**Exercise brief:** All of the records below should be output exactly.

**Data section:**
□ □ □ □ □ □ □
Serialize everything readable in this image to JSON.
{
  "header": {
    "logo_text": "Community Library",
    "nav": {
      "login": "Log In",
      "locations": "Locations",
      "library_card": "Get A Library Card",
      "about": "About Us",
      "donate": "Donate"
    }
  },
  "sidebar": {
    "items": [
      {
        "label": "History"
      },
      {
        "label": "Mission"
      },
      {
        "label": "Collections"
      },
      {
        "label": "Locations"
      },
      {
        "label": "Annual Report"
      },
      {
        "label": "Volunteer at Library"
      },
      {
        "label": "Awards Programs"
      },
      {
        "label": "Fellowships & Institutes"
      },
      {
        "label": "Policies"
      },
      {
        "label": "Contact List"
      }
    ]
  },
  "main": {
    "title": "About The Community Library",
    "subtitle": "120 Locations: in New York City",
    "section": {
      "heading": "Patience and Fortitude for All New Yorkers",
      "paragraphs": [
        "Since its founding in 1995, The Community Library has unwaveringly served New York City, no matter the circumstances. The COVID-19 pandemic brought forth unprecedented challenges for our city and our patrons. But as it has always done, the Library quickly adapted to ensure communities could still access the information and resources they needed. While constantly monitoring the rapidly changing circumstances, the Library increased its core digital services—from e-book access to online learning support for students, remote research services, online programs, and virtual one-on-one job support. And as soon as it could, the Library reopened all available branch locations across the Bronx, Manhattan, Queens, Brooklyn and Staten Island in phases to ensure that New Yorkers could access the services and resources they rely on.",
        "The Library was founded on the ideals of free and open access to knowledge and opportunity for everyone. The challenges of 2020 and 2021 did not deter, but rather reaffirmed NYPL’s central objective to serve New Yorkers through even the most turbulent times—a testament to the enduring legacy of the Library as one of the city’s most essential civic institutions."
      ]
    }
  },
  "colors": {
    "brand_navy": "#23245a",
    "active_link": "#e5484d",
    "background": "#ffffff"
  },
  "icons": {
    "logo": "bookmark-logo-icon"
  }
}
□ □ □ □ □ □ □
**In response:**
Serialize everything readable in this image to JSON.
{
  "header": {
    "logo_text": "Community Library",
    "nav": {
      "login": "Log In",
      "locations": "Locations",
      "library_card": "Get A Library Card",
      "about": "About Us",
      "donate": "Donate"
    }
  },
  "sidebar": {
    "items": [
      {
        "label": "History"
      },
      {
        "label": "Mission"
      },
      {
        "label": "Collections"
      },
      {
        "label": "Locations"
      },
      {
        "label": "Annual Report"
      },
      {
        "label": "Volunteer at Library"
      },
      {
        "label": "Awards Programs"
      },
      {
        "label": "Fellowships & Institutes"
      },
      {
        "label": "Policies"
      },
      {
        "label": "Contact List"
      }
    ]
  },
  "main": {
    "title": "About The Community Library",
    "subtitle": "120 Locations: in New York City",
    "section": {
      "heading": "Patience and Fortitude for All New Yorkers",
      "paragraphs": [
        "Since its founding in 1995, The Community Library has unwaveringly served New York City, no matter the circumstances. The COVID-19 pandemic brought forth unprecedented challenges for our city and our patrons. But as it has always done, the Library quickly adapted to ensure communities could still access the information and resources they needed. While constantly monitoring the rapidly changing circumstances, the Library increased its core digital services—from e-book access to online learning support for students, remote research services, online programs, and virtual one-on-one job support. And as soon as it could, the Library reopened all available branch locations across the Bronx, Manhattan, Queens, Brooklyn and Staten Island in phases to ensure that New Yorkers could access the services and resources they rely on.",
        "The Library was founded on the ideals of free and open access to knowledge and opportunity for everyone. The challenges of 2020 and 2021 did not deter, but rather reaffirmed NYPL’s central objective to serve New Yorkers through even the most turbulent times—a testament to the enduring legacy of the Library as one of the city’s most essential civic institutions."
      ]
    }
  },
  "colors": {
    "brand_navy": "#23245a",
    "active_link": "#e5484d",
    "background": "#ffffff"
  },
  "icons": {
    "logo": "bookmark-logo-icon"
  }
}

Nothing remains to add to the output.